> [GIVEN REQUEST] Every line below is to be copied exactly, with the pictures left out.

====== MATERIAL FOR THIS EXERCISE

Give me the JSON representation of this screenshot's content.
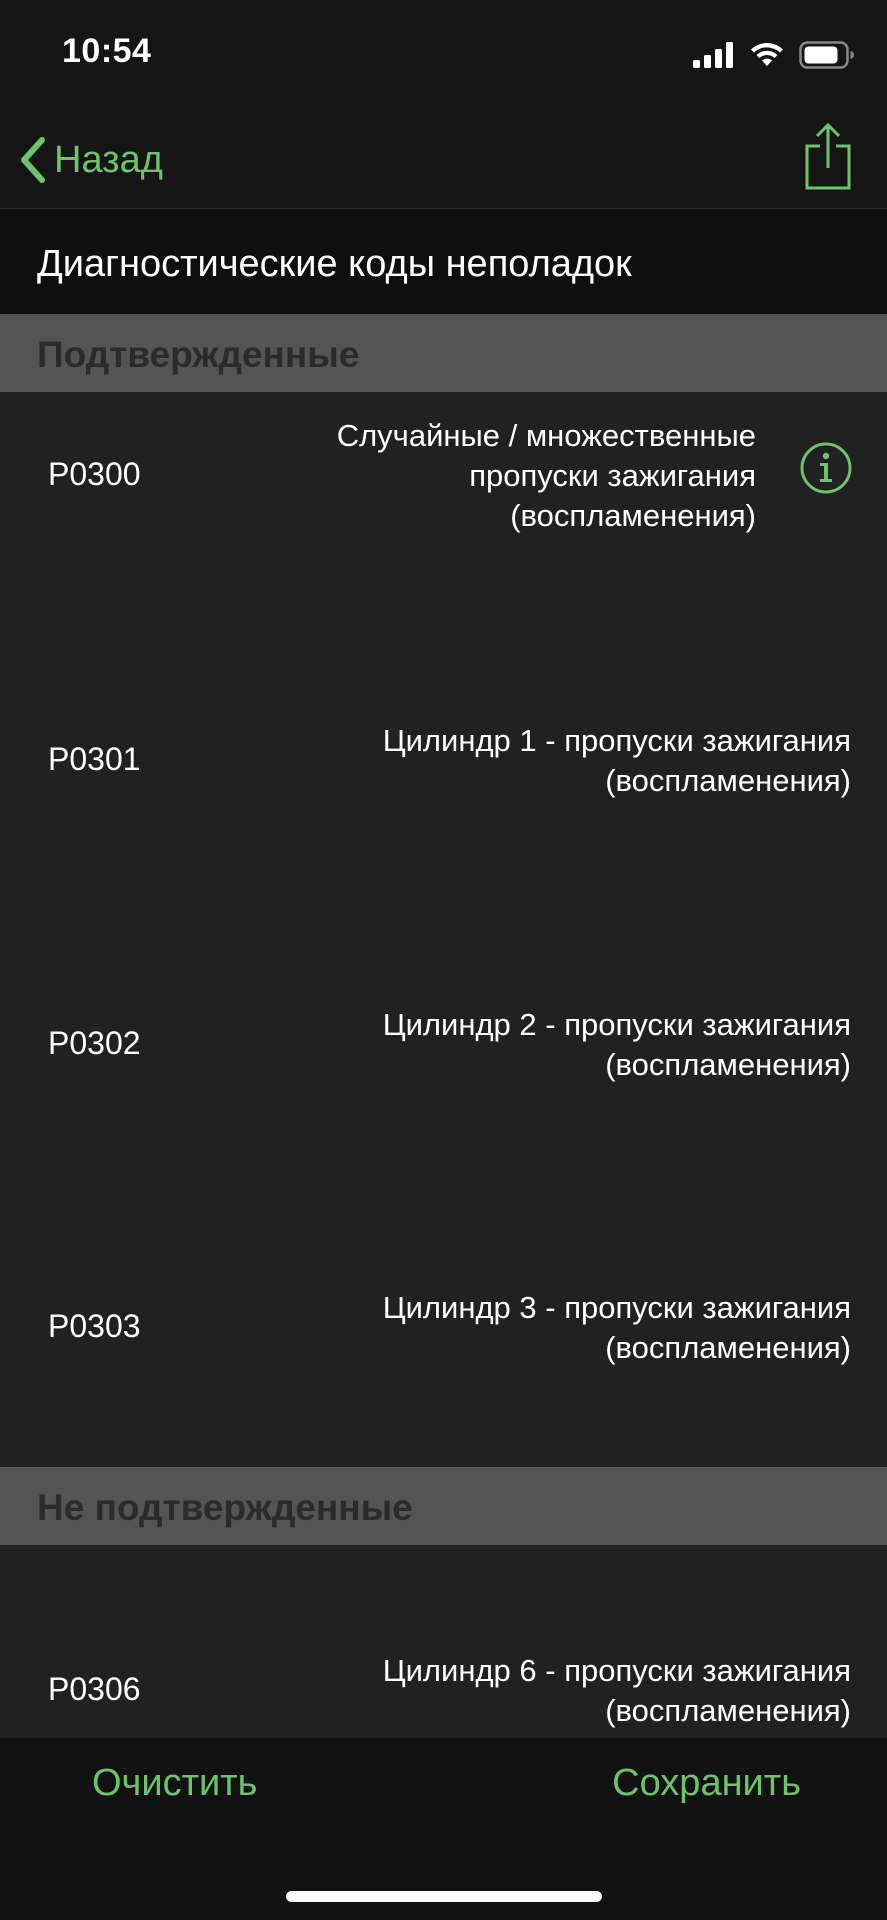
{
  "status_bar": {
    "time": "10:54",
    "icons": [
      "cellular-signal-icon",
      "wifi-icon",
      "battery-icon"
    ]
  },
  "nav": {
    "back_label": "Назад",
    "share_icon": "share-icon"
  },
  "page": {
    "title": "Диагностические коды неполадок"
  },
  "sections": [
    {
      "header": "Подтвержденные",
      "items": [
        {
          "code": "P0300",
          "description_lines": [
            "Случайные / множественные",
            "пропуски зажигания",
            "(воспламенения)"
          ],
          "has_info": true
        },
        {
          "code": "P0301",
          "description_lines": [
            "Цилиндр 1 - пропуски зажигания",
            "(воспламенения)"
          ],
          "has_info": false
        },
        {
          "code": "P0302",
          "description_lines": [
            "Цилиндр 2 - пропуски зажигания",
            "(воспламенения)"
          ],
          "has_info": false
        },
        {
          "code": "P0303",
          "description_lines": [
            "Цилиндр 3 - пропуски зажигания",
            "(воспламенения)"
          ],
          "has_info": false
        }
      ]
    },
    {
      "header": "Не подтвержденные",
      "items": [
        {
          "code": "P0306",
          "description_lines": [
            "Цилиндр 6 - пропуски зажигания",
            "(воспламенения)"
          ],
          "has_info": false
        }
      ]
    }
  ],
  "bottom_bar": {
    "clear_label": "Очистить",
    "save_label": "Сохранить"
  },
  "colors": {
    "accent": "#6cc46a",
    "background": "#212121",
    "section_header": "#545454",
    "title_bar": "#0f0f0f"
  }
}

============

> [RESPONSE TO THE EXERCISE]
Give me the JSON representation of this screenshot's content.
{
  "status_bar": {
    "time": "10:54",
    "icons": [
      "cellular-signal-icon",
      "wifi-icon",
      "battery-icon"
    ]
  },
  "nav": {
    "back_label": "Назад",
    "share_icon": "share-icon"
  },
  "page": {
    "title": "Диагностические коды неполадок"
  },
  "sections": [
    {
      "header": "Подтвержденные",
      "items": [
        {
          "code": "P0300",
          "description_lines": [
            "Случайные / множественные",
            "пропуски зажигания",
            "(воспламенения)"
          ],
          "has_info": true
        },
        {
          "code": "P0301",
          "description_lines": [
            "Цилиндр 1 - пропуски зажигания",
            "(воспламенения)"
          ],
          "has_info": false
        },
        {
          "code": "P0302",
          "description_lines": [
            "Цилиндр 2 - пропуски зажигания",
            "(воспламенения)"
          ],
          "has_info": false
        },
        {
          "code": "P0303",
          "description_lines": [
            "Цилиндр 3 - пропуски зажигания",
            "(воспламенения)"
          ],
          "has_info": false
        }
      ]
    },
    {
      "header": "Не подтвержденные",
      "items": [
        {
          "code": "P0306",
          "description_lines": [
            "Цилиндр 6 - пропуски зажигания",
            "(воспламенения)"
          ],
          "has_info": false
        }
      ]
    }
  ],
  "bottom_bar": {
    "clear_label": "Очистить",
    "save_label": "Сохранить"
  },
  "colors": {
    "accent": "#6cc46a",
    "background": "#212121",
    "section_header": "#545454",
    "title_bar": "#0f0f0f"
  }
}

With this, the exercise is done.